Задание: Оформите строки всех записей как JSON-массив строк, по одной строке на каждую строку записей, без пустых строк. Изображения в ответ не включайте.
· · · ·
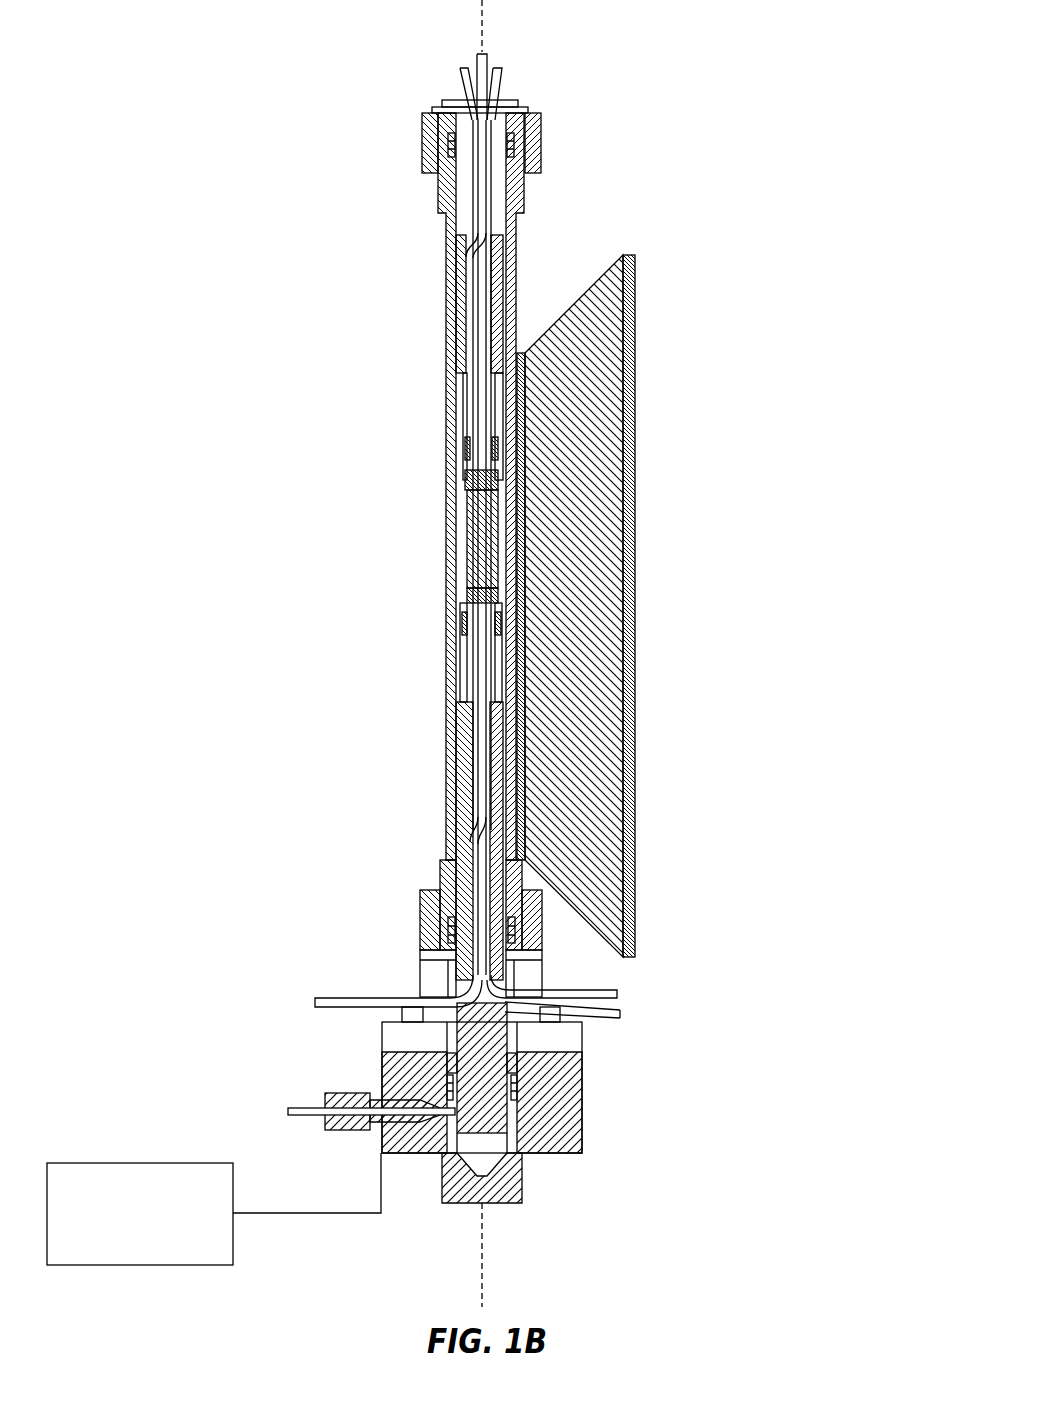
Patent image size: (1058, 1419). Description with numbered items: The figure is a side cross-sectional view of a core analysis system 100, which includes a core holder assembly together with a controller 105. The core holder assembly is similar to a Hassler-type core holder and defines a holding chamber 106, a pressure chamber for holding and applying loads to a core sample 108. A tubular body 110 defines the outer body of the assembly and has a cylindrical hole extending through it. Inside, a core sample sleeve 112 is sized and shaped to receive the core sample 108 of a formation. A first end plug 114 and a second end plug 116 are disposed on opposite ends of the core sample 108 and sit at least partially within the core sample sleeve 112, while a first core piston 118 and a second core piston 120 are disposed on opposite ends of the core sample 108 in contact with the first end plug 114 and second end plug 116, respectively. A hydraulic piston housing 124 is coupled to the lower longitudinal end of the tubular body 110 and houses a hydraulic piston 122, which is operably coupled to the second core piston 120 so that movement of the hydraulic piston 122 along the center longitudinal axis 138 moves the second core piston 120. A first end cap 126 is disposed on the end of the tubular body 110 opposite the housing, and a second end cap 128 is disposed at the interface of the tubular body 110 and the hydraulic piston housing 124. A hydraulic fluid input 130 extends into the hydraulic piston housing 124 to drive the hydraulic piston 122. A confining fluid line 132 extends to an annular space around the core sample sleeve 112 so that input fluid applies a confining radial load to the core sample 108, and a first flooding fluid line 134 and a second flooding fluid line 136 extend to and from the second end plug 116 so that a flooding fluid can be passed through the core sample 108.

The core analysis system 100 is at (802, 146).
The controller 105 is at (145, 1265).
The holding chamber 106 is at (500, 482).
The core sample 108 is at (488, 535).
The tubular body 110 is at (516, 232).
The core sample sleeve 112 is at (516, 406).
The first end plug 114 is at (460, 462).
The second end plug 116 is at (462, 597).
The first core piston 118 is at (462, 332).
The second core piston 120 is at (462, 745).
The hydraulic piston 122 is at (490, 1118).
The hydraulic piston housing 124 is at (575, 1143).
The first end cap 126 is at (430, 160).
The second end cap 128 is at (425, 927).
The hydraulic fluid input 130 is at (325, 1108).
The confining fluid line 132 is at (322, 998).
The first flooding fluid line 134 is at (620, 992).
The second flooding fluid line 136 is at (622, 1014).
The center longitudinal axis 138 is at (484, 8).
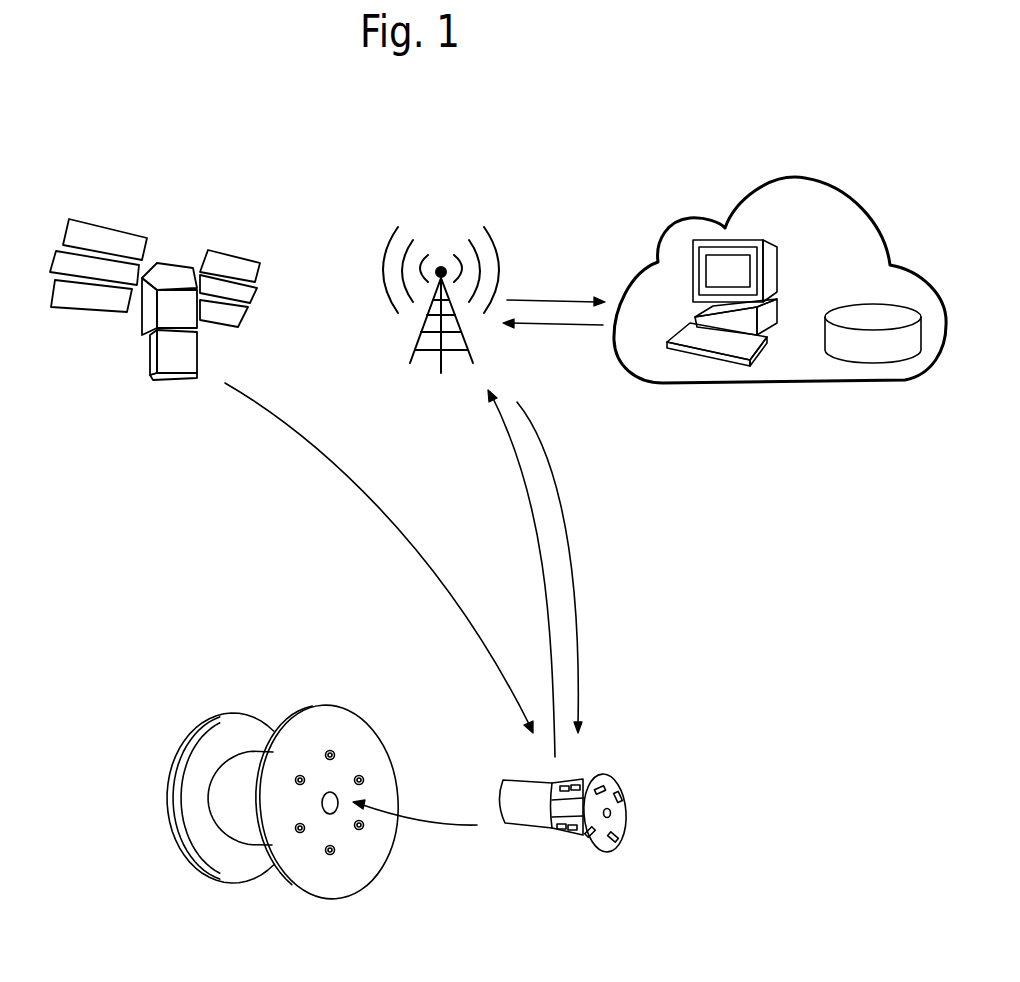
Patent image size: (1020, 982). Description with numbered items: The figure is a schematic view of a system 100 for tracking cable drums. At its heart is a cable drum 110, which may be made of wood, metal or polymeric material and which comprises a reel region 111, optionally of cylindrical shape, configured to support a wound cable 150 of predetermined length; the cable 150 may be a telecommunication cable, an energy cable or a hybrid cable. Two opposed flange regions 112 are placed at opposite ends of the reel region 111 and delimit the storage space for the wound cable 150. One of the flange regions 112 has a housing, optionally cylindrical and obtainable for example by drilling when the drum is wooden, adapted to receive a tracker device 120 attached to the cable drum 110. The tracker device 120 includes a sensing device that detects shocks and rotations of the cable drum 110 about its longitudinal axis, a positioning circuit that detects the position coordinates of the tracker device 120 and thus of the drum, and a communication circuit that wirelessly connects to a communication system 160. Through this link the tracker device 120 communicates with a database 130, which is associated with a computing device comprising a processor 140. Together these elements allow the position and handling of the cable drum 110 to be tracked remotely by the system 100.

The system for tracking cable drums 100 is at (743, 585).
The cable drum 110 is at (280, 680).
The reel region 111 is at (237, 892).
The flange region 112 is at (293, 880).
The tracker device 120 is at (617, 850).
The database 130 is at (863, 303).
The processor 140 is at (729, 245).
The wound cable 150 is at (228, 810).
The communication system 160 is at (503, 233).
· · · ·
Результат:
[
  "Patent image size: (1058, 1419). Description with numbered items: The figure is a side cross-sectional view of a core analysis system 100, which includes a core holder assembly together with a controller 105. The core holder assembly is similar to a Hassler-type core holder and defines a holding chamber 106, a pressure chamber for holding and applying loads to a core sample 108. A tubular body 110 defines the outer body of the assembly and has a cylindrical hole extending through it. Inside, a core sample sleeve 112 is sized and shaped to receive the core sample 108 of a formation. A first end plug 114 and a second end plug 116 are disposed on opposite ends of the core sample 108 and sit at least partially within the core sample sleeve 112, while a first core piston 118 and a second core piston 120 are disposed on opposite ends of the core sample 108 in contact with the first end plug 114 and second end plug 116, respectively. A hydraulic piston housing 124 is coupled to the lower longitudinal end of the tubular body 110 and houses a hydraulic piston 122, which is operably coupled to the second core piston 120 so that movement of the hydraulic piston 122 along the center longitudinal axis 138 moves the second core piston 120. A first end cap 126 is disposed on the end of the tubular body 110 opposite the housing, and a second end cap 128 is disposed at the interface of the tubular body 110 and the hydraulic piston housing 124. A hydraulic fluid input 130 extends into the hydraulic piston housing 124 to drive the hydraulic piston 122. A confining fluid line 132 extends to an annular space around the core sample sleeve 112 so that input fluid applies a confining radial load to the core sample 108, and a first flooding fluid line 134 and a second flooding fluid line 136 extend to and from the second end plug 116 so that a flooding fluid can be passed through the core sample 108.",
  "The core analysis system 100 is at (802, 146).",
  "The controller 105 is at (145, 1265).",
  "The holding chamber 106 is at (500, 482).",
  "The core sample 108 is at (488, 535).",
  "The tubular body 110 is at (516, 232).",
  "The core sample sleeve 112 is at (516, 406).",
  "The first end plug 114 is at (460, 462).",
  "The second end plug 116 is at (462, 597).",
  "The first core piston 118 is at (462, 332).",
  "The second core piston 120 is at (462, 745).",
  "The hydraulic piston 122 is at (490, 1118).",
  "The hydraulic piston housing 124 is at (575, 1143).",
  "The first end cap 126 is at (430, 160).",
  "The second end cap 128 is at (425, 927).",
  "The hydraulic fluid input 130 is at (325, 1108).",
  "The confining fluid line 132 is at (322, 998).",
  "The first flooding fluid line 134 is at (620, 992).",
  "The second flooding fluid line 136 is at (622, 1014).",
  "The center longitudinal axis 138 is at (484, 8).",
  "Patent image size: (1020, 982). Description with numbered items: The figure is a schematic view of a system 100 for tracking cable drums. At its heart is a cable drum 110, which may be made of wood, metal or polymeric material and which comprises a reel region 111, optionally of cylindrical shape, configured to support a wound cable 150 of predetermined length; the cable 150 may be a telecommunication cable, an energy cable or a hybrid cable. Two opposed flange regions 112 are placed at opposite ends of the reel region 111 and delimit the storage space for the wound cable 150. One of the flange regions 112 has a housing, optionally cylindrical and obtainable for example by drilling when the drum is wooden, adapted to receive a tracker device 120 attached to the cable drum 110. The tracker device 120 includes a sensing device that detects shocks and rotations of the cable drum 110 about its longitudinal axis, a positioning circuit that detects the position coordinates of the tracker device 120 and thus of the drum, and a communication circuit that wirelessly connects to a communication system 160. Through this link the tracker device 120 communicates with a database 130, which is associated with a computing device comprising a processor 140. Together these elements allow the position and handling of the cable drum 110 to be tracked remotely by the system 100.",
  "The system for tracking cable drums 100 is at (743, 585).",
  "The cable drum 110 is at (280, 680).",
  "The reel region 111 is at (237, 892).",
  "The flange region 112 is at (293, 880).",
  "The tracker device 120 is at (617, 850).",
  "The database 130 is at (863, 303).",
  "The processor 140 is at (729, 245).",
  "The wound cable 150 is at (228, 810).",
  "The communication system 160 is at (503, 233)."
]